#### Required task
From the entries below, copy out every line with "Gminy" in it.

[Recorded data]
* START *

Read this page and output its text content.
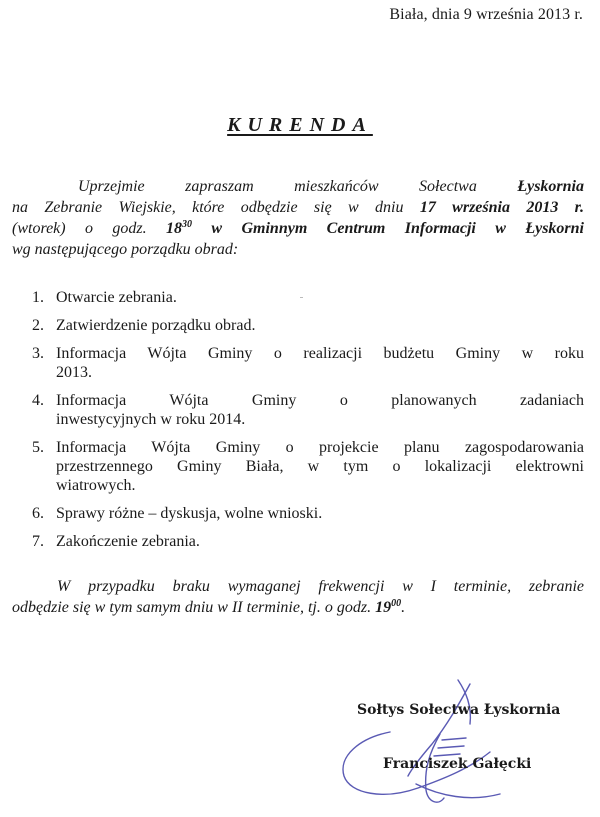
Biała, dnia 9 września 2013 r.
KURENDA

Uprzejmie zapraszam mieszkańców Sołectwa Łyskornia
na Zebranie Wiejskie, które odbędzie się w dniu 17 września 2013 r.
(wtorek) o godz. $18^{30}$ w Gminnym Centrum Informacji w Łyskorni
wg następującego porządku obrad:

1. Otwarcie zebrania.
2. Zatwierdzenie porządku obrad.
3. Informacja Wójta Gminy o realizacji budżetu Gminy w roku
2013.
4. Informacja Wójta Gminy o planowanych zadaniach
inwestycyjnych w roku 2014.
5. Informacja Wójta Gminy o projekcie planu zagospodarowania
przestrzennego Gminy Biała, w tym o lokalizacji elektrowni
wiatrowych.
6. Sprawy różne – dyskusja, wolne wnioski.
7. Zakończenie zebrania.

W przypadku braku wymaganej frekwencji w I terminie, zebranie
odbędzie się w tym samym dniu w II terminie, tj. o godz. $19^{00}$.

Sołtys Sołectwa Łyskornia
Franciszek Gałęcki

* END *

#### Complete output
3. Informacja Wójta Gminy o realizacji budżetu Gminy w roku
4. Informacja Wójta Gminy o planowanych zadaniach
5. Informacja Wójta Gminy o projekcie planu zagospodarowania
przestrzennego Gminy Biała, w tym o lokalizacji elektrowni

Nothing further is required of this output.